> THE PROBLEM
Each entry below should be reproduced character for character.

[Extracted records]
** BEGIN **
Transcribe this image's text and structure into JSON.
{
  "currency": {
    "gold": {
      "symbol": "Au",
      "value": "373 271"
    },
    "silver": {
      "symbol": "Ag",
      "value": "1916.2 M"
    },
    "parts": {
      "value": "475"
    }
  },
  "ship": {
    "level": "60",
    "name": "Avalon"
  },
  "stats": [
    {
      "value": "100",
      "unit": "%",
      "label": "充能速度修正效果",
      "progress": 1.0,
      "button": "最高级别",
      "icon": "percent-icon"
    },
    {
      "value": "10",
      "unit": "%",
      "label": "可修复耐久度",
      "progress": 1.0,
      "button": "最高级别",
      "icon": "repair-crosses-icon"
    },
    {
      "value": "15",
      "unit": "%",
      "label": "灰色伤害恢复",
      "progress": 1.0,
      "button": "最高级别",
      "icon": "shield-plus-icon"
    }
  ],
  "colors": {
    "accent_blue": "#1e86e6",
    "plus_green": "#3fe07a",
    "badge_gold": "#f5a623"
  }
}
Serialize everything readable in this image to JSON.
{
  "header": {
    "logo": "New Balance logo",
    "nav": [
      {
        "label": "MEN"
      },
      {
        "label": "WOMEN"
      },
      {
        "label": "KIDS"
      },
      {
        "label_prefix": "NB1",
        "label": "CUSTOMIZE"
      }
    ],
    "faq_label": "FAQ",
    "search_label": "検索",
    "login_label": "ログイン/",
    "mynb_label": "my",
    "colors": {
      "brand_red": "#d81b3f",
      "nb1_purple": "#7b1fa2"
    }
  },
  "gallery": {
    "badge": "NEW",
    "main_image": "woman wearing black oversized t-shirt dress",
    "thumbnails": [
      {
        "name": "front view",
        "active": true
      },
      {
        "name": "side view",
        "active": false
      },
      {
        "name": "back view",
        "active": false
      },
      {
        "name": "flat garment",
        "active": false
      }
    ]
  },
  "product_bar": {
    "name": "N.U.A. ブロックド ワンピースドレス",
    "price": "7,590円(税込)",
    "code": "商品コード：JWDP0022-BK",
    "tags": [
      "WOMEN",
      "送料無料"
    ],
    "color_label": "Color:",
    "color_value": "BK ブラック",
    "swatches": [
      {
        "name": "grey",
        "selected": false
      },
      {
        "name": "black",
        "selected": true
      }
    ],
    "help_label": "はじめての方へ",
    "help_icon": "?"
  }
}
** END **
> TASK SOLUTION
Transcribe this image's text and structure into JSON.
{
  "currency": {
    "gold": {
      "symbol": "Au",
      "value": "373 271"
    },
    "silver": {
      "symbol": "Ag",
      "value": "1916.2 M"
    },
    "parts": {
      "value": "475"
    }
  },
  "ship": {
    "level": "60",
    "name": "Avalon"
  },
  "stats": [
    {
      "value": "100",
      "unit": "%",
      "label": "充能速度修正效果",
      "progress": 1.0,
      "button": "最高级别",
      "icon": "percent-icon"
    },
    {
      "value": "10",
      "unit": "%",
      "label": "可修复耐久度",
      "progress": 1.0,
      "button": "最高级别",
      "icon": "repair-crosses-icon"
    },
    {
      "value": "15",
      "unit": "%",
      "label": "灰色伤害恢复",
      "progress": 1.0,
      "button": "最高级别",
      "icon": "shield-plus-icon"
    }
  ],
  "colors": {
    "accent_blue": "#1e86e6",
    "plus_green": "#3fe07a",
    "badge_gold": "#f5a623"
  }
}
Serialize everything readable in this image to JSON.
{
  "header": {
    "logo": "New Balance logo",
    "nav": [
      {
        "label": "MEN"
      },
      {
        "label": "WOMEN"
      },
      {
        "label": "KIDS"
      },
      {
        "label_prefix": "NB1",
        "label": "CUSTOMIZE"
      }
    ],
    "faq_label": "FAQ",
    "search_label": "検索",
    "login_label": "ログイン/",
    "mynb_label": "my",
    "colors": {
      "brand_red": "#d81b3f",
      "nb1_purple": "#7b1fa2"
    }
  },
  "gallery": {
    "badge": "NEW",
    "main_image": "woman wearing black oversized t-shirt dress",
    "thumbnails": [
      {
        "name": "front view",
        "active": true
      },
      {
        "name": "side view",
        "active": false
      },
      {
        "name": "back view",
        "active": false
      },
      {
        "name": "flat garment",
        "active": false
      }
    ]
  },
  "product_bar": {
    "name": "N.U.A. ブロックド ワンピースドレス",
    "price": "7,590円(税込)",
    "code": "商品コード：JWDP0022-BK",
    "tags": [
      "WOMEN",
      "送料無料"
    ],
    "color_label": "Color:",
    "color_value": "BK ブラック",
    "swatches": [
      {
        "name": "grey",
        "selected": false
      },
      {
        "name": "black",
        "selected": true
      }
    ],
    "help_label": "はじめての方へ",
    "help_icon": "?"
  }
}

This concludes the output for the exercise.